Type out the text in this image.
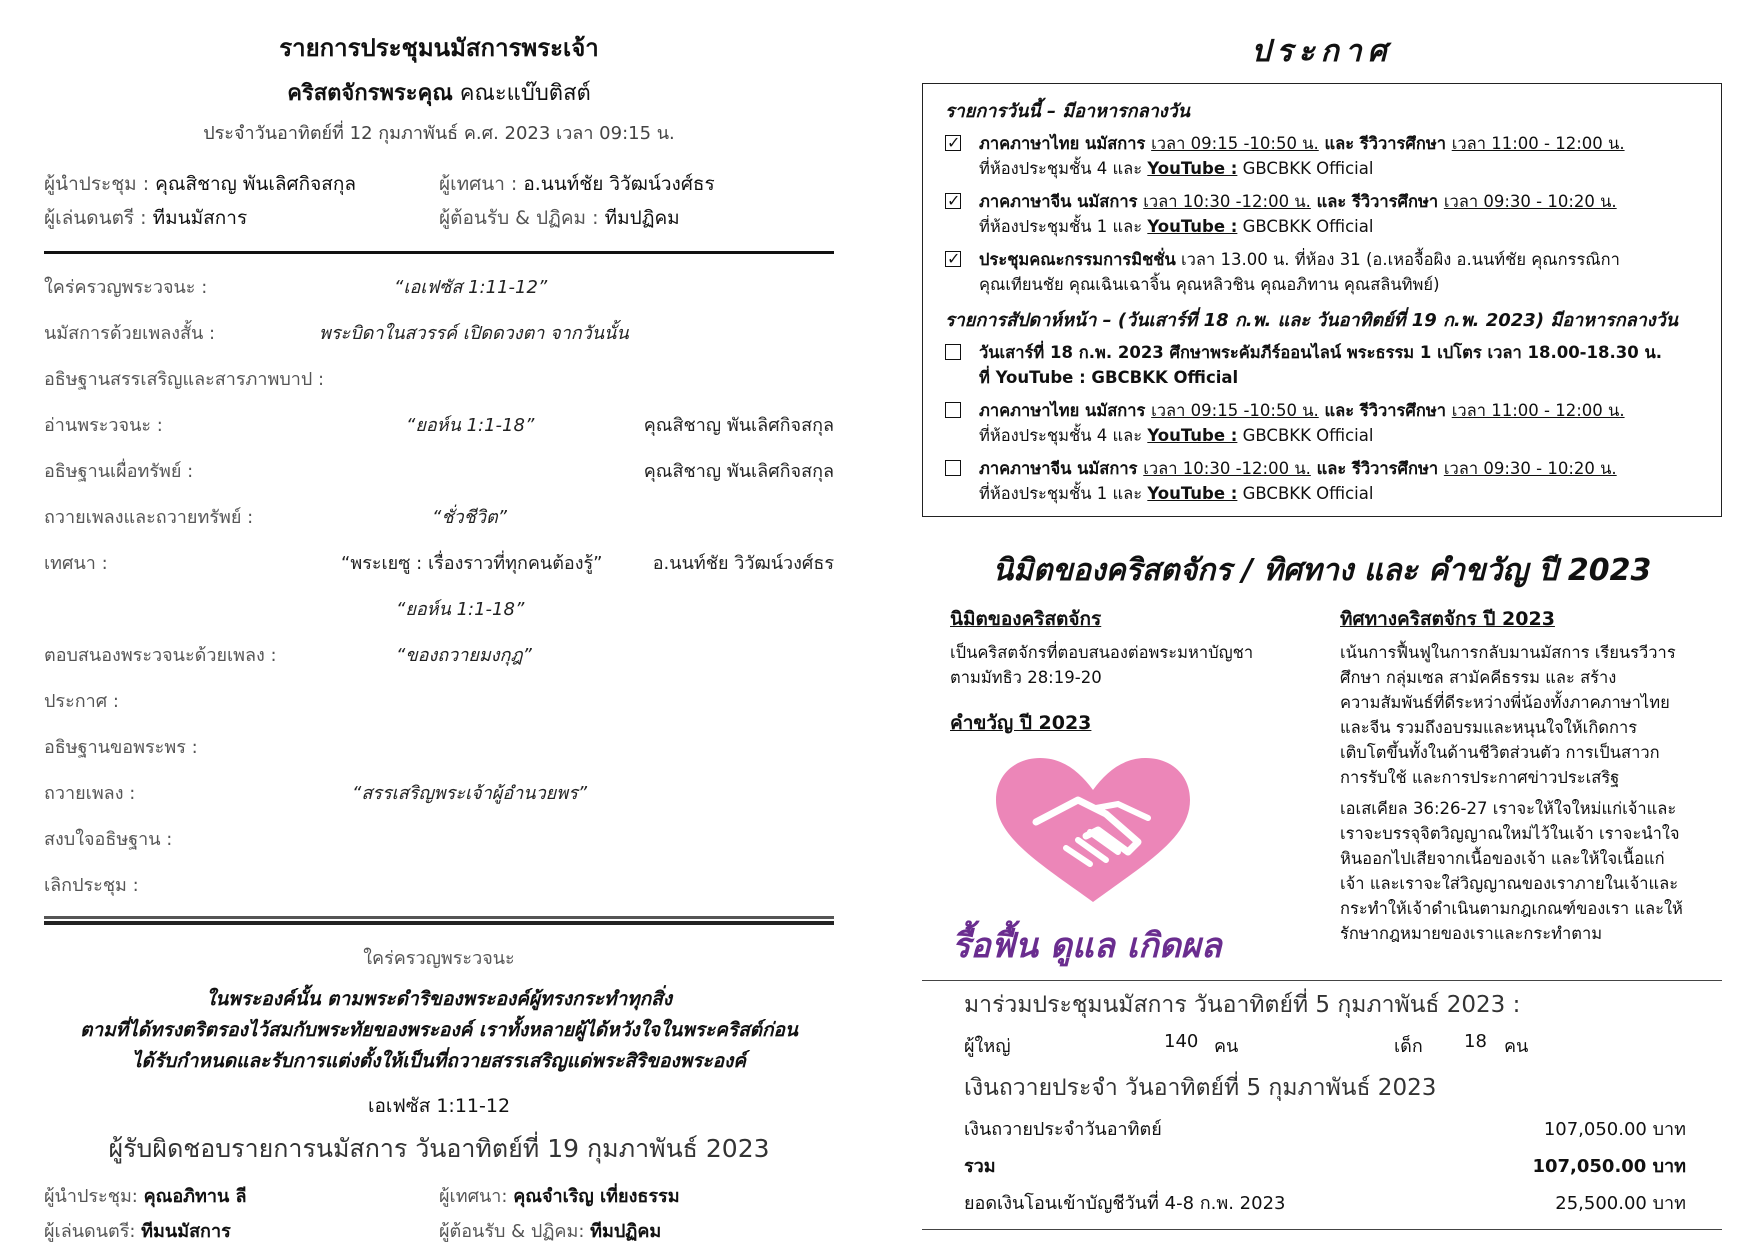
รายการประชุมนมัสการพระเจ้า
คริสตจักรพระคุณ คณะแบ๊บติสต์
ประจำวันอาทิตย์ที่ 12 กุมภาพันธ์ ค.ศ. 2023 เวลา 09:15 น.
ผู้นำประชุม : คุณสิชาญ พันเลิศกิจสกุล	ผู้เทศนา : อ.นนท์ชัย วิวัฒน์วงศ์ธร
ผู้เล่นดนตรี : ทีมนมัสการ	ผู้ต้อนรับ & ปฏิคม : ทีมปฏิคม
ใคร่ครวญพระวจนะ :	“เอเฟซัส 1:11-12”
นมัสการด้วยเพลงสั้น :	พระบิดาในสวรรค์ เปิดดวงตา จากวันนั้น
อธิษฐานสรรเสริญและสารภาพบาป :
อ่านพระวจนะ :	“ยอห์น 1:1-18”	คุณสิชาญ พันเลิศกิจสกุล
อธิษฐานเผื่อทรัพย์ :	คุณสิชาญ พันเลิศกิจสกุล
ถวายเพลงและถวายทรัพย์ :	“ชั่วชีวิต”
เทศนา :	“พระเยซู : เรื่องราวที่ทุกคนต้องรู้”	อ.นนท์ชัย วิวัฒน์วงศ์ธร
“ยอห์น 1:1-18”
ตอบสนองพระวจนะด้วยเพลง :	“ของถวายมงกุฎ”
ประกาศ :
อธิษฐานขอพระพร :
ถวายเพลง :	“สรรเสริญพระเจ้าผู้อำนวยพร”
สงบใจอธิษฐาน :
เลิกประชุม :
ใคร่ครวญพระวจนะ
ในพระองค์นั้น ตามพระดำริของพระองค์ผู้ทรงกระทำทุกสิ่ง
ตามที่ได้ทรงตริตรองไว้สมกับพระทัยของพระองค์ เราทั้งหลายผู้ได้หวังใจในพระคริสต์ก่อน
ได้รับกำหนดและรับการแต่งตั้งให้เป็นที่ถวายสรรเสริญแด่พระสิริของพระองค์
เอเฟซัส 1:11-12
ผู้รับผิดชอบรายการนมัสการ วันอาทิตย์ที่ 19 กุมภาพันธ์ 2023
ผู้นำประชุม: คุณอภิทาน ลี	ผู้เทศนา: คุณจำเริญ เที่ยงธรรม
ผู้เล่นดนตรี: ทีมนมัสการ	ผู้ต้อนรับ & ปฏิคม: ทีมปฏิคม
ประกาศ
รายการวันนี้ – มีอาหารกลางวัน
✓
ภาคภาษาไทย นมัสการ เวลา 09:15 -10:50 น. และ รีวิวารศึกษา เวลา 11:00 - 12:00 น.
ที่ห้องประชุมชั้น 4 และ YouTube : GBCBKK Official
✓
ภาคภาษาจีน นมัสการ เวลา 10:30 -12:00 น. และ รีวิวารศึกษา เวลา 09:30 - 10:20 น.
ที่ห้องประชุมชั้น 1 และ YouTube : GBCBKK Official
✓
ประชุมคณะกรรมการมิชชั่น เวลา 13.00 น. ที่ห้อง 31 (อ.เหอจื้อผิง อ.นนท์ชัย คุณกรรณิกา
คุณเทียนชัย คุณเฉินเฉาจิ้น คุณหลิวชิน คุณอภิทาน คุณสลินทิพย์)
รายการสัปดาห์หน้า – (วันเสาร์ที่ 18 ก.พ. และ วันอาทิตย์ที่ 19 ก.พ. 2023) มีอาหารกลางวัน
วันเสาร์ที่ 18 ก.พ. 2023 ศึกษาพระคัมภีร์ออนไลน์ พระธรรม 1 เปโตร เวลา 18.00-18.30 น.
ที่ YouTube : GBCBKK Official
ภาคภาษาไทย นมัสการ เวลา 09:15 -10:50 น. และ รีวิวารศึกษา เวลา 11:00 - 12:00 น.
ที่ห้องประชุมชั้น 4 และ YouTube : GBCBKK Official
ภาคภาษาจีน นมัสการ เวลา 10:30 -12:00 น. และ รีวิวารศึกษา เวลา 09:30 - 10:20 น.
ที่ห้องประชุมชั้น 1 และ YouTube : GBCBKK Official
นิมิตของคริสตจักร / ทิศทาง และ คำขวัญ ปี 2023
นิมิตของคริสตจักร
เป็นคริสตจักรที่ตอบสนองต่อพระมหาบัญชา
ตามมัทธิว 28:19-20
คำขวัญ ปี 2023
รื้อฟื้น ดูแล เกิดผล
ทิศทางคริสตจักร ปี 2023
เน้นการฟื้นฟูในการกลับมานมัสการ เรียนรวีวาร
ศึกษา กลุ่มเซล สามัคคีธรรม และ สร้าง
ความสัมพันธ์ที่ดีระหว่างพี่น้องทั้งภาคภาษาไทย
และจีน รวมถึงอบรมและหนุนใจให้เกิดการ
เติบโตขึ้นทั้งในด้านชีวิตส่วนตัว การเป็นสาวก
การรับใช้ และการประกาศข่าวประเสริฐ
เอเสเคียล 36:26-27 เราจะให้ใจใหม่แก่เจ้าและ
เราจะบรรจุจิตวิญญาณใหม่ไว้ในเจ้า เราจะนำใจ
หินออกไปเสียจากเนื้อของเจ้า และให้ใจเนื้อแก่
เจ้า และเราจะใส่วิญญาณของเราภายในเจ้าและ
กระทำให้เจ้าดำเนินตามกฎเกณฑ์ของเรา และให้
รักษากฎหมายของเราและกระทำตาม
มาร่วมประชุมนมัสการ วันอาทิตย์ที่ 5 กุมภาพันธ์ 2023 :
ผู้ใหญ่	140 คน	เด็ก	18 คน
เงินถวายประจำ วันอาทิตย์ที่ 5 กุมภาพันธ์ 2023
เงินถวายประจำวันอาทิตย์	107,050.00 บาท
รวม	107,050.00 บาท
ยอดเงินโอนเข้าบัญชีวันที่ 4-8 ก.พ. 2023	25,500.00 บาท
★ ★ ★ ★ ★ ★ ★
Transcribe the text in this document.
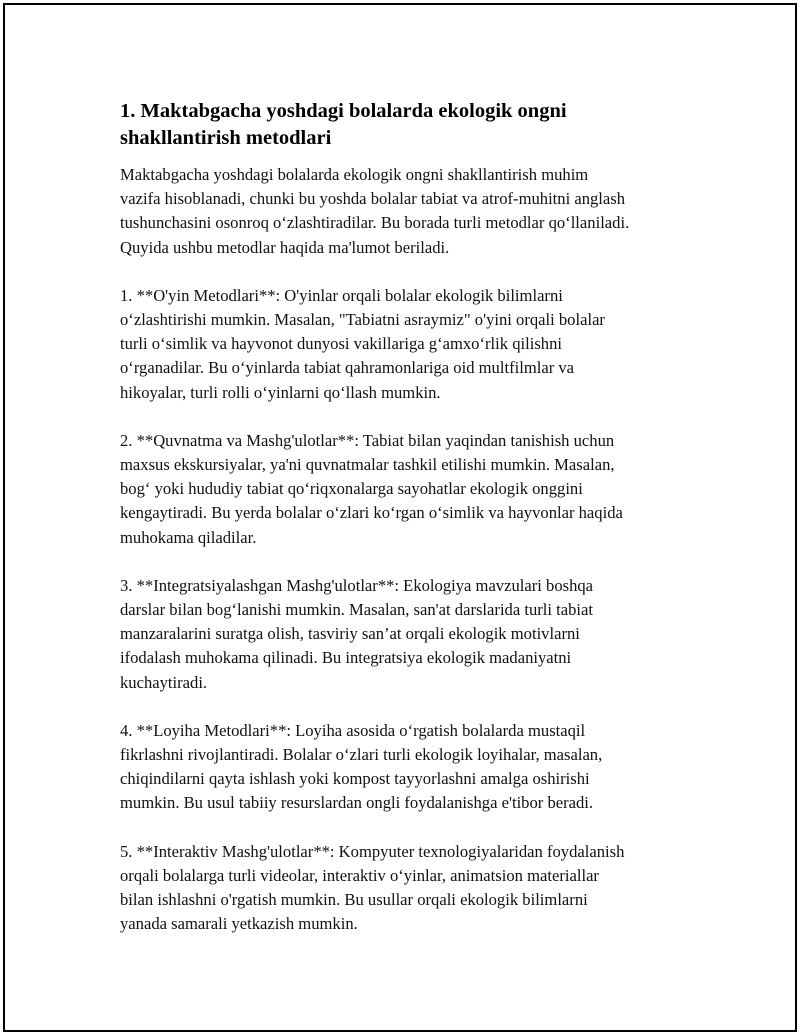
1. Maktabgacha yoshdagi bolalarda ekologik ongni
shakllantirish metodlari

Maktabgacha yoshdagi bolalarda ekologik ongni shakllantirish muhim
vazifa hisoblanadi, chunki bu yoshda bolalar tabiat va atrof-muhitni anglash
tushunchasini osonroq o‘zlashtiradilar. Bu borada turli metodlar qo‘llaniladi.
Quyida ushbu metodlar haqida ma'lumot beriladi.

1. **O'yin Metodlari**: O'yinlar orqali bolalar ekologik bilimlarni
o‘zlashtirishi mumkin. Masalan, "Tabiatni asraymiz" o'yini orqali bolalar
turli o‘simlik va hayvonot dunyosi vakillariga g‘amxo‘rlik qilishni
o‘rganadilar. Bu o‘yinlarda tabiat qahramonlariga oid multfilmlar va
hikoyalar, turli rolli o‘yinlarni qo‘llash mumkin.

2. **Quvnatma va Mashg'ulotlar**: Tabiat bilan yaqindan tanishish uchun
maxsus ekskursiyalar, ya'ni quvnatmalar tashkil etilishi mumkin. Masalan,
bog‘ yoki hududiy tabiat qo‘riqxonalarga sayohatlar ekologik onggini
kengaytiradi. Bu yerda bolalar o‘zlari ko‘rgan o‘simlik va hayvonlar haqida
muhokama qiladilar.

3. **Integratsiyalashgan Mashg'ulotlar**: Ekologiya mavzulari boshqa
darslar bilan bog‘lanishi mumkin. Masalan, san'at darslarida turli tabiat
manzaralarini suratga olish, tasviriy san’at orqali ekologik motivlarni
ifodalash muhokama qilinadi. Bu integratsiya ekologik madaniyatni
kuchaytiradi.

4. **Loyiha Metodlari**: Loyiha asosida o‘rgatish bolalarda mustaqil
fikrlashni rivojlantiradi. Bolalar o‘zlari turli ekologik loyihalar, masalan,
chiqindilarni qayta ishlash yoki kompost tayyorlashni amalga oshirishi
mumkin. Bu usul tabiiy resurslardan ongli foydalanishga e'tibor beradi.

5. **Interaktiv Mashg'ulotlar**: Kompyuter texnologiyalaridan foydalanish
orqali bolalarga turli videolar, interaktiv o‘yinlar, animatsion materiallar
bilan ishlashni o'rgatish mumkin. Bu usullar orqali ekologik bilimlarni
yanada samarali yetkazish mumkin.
★ ★ ★ ★ ★ ★ ★
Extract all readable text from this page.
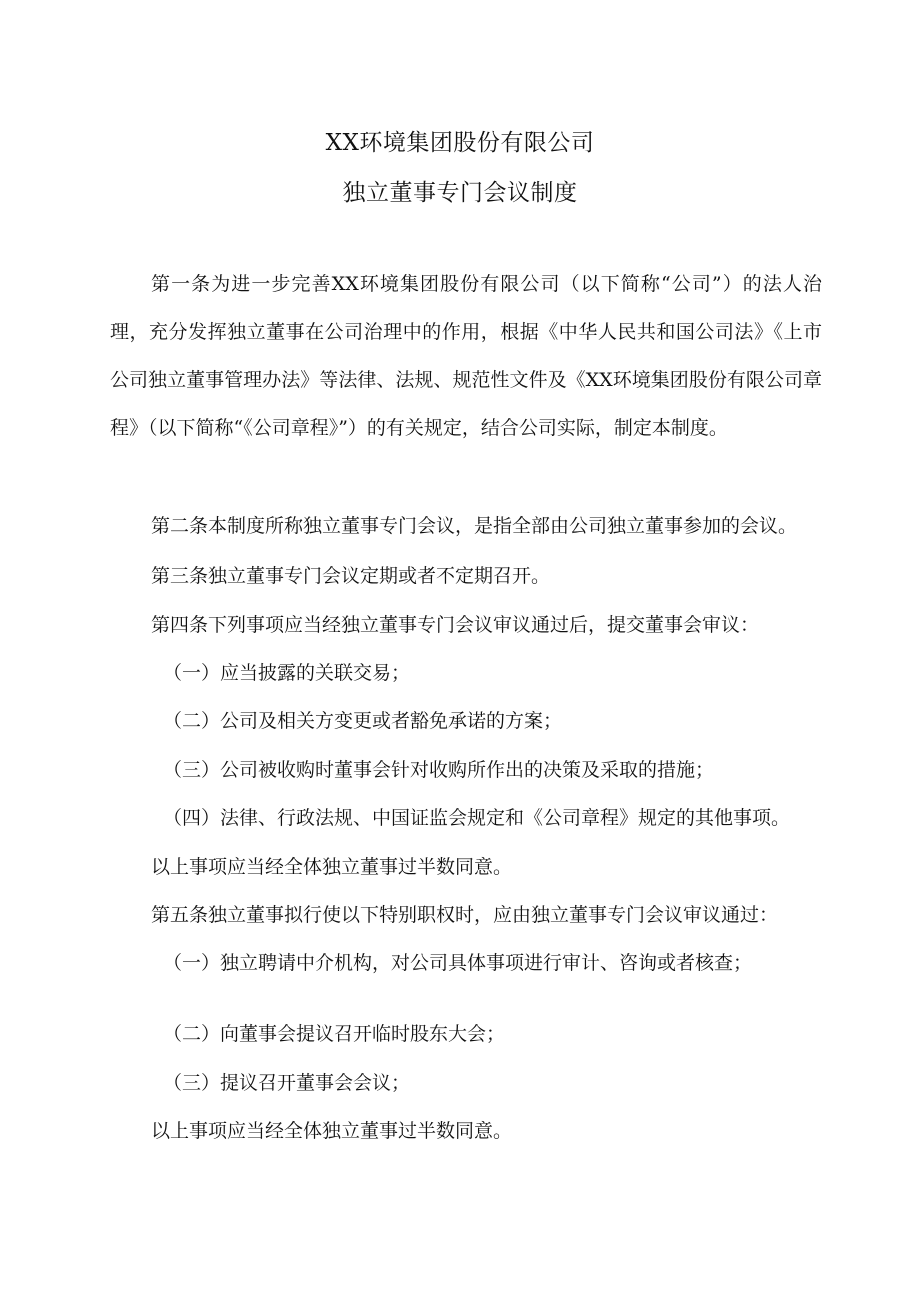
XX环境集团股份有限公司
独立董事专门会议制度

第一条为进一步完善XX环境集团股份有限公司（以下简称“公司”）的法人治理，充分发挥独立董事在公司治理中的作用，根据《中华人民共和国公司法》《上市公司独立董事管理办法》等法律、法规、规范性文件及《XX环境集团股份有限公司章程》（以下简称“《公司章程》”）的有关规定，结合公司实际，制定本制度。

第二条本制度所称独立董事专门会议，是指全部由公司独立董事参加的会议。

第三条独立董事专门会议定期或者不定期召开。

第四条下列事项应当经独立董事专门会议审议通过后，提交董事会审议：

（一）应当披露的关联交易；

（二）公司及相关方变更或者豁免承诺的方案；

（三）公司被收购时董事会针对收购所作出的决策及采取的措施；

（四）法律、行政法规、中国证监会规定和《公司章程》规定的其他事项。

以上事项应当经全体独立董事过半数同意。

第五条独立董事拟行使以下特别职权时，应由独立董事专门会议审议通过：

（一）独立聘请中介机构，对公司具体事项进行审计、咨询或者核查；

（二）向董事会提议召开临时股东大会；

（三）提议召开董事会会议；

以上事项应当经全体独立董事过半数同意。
★ ★ ★ ★ ★ ★ ★
Instructions for the task:
Extract from the data every line where "bolalarda" shows up.

Result of this exercise:
1. Maktabgacha yoshdagi bolalarda ekologik ongni
Maktabgacha yoshdagi bolalarda ekologik ongni shakllantirish muhim
4. **Loyiha Metodlari**: Loyiha asosida o‘rgatish bolalarda mustaqil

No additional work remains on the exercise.